Dataset records:
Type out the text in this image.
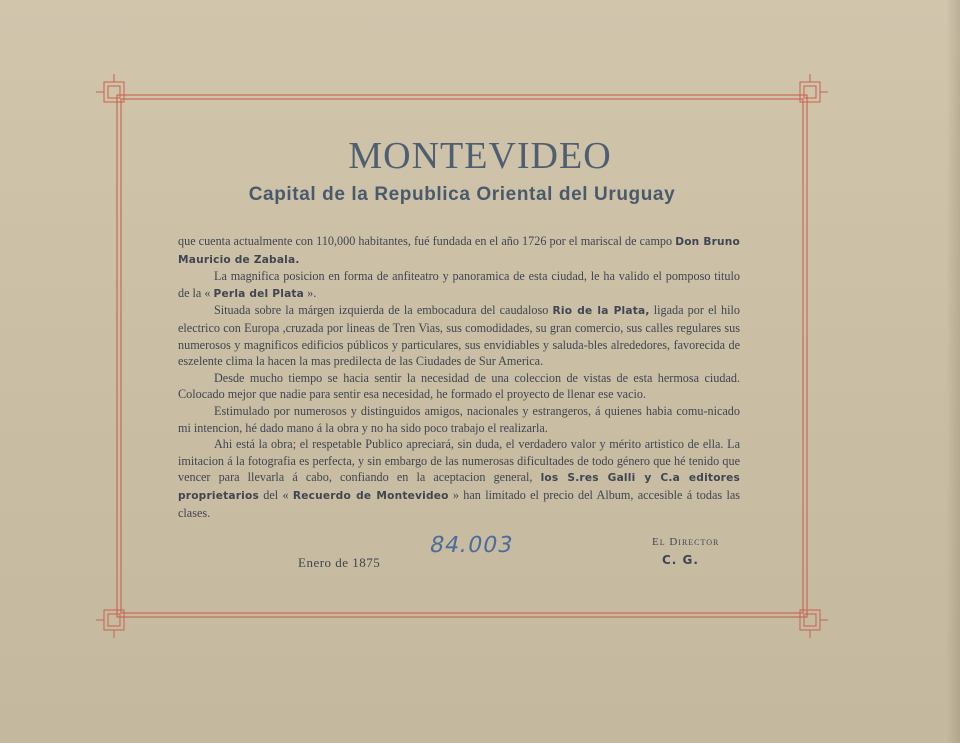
MONTEVIDEO
Capital de la Republica Oriental del Uruguay

que cuenta actualmente con 110,000 habitantes, fué fundada en el año 1726 por el mariscal de campo Don Bruno Mauricio de Zabala.

La magnifica posicion en forma de anfiteatro y panoramica de esta ciudad, le ha valido el pomposo titulo de la « Perla del Plata ».

Situada sobre la márgen izquierda de la embocadura del caudaloso Rio de la Plata, ligada por el hilo electrico con Europa ,cruzada por lineas de Tren Vias, sus comodidades, su gran comercio, sus calles regulares sus numerosos y magnificos edificios públicos y particulares, sus envidiables y saluda-bles alrededores, favorecida de eszelente clima la hacen la mas predilecta de las Ciudades de Sur America.

Desde mucho tiempo se hacia sentir la necesidad de una coleccion de vistas de esta hermosa ciudad. Colocado mejor que nadie para sentir esa necesidad, he formado el proyecto de llenar ese vacio.

Estimulado por numerosos y distinguidos amigos, nacionales y estrangeros, á quienes habia comu-nicado mi intencion, hé dado mano á la obra y no ha sido poco trabajo el realizarla.

Ahi está la obra; el respetable Publico apreciará, sin duda, el verdadero valor y mérito artistico de ella. La imitacion á la fotografia es perfecta, y sin embargo de las numerosas dificultades de todo género que hé tenido que vencer para llevarla á cabo, confiando en la aceptacion general, los S.res Galli y C.a editores proprietarios del « Recuerdo de Montevideo » han limitado el precio del Album, accesible á todas las clases.

Enero de 1875
84.003	El Director
C. G.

§ YOUR GOAL:
Every entry must be transcribed exactly. Pictures do not belong in the copy.

§ WRITTEN SOLUTION:
Type out the text in this image.
MONTEVIDEO
Capital de la Republica Oriental del Uruguay

que cuenta actualmente con 110,000 habitantes, fué fundada en el año 1726 por el mariscal de campo Don Bruno Mauricio de Zabala.

La magnifica posicion en forma de anfiteatro y panoramica de esta ciudad, le ha valido el pomposo titulo de la « Perla del Plata ».

Situada sobre la márgen izquierda de la embocadura del caudaloso Rio de la Plata, ligada por el hilo electrico con Europa ,cruzada por lineas de Tren Vias, sus comodidades, su gran comercio, sus calles regulares sus numerosos y magnificos edificios públicos y particulares, sus envidiables y saluda-bles alrededores, favorecida de eszelente clima la hacen la mas predilecta de las Ciudades de Sur America.

Desde mucho tiempo se hacia sentir la necesidad de una coleccion de vistas de esta hermosa ciudad. Colocado mejor que nadie para sentir esa necesidad, he formado el proyecto de llenar ese vacio.

Estimulado por numerosos y distinguidos amigos, nacionales y estrangeros, á quienes habia comu-nicado mi intencion, hé dado mano á la obra y no ha sido poco trabajo el realizarla.

Ahi está la obra; el respetable Publico apreciará, sin duda, el verdadero valor y mérito artistico de ella. La imitacion á la fotografia es perfecta, y sin embargo de las numerosas dificultades de todo género que hé tenido que vencer para llevarla á cabo, confiando en la aceptacion general, los S.res Galli y C.a editores proprietarios del « Recuerdo de Montevideo » han limitado el precio del Album, accesible á todas las clases.

Enero de 1875
84.003	El Director
C. G.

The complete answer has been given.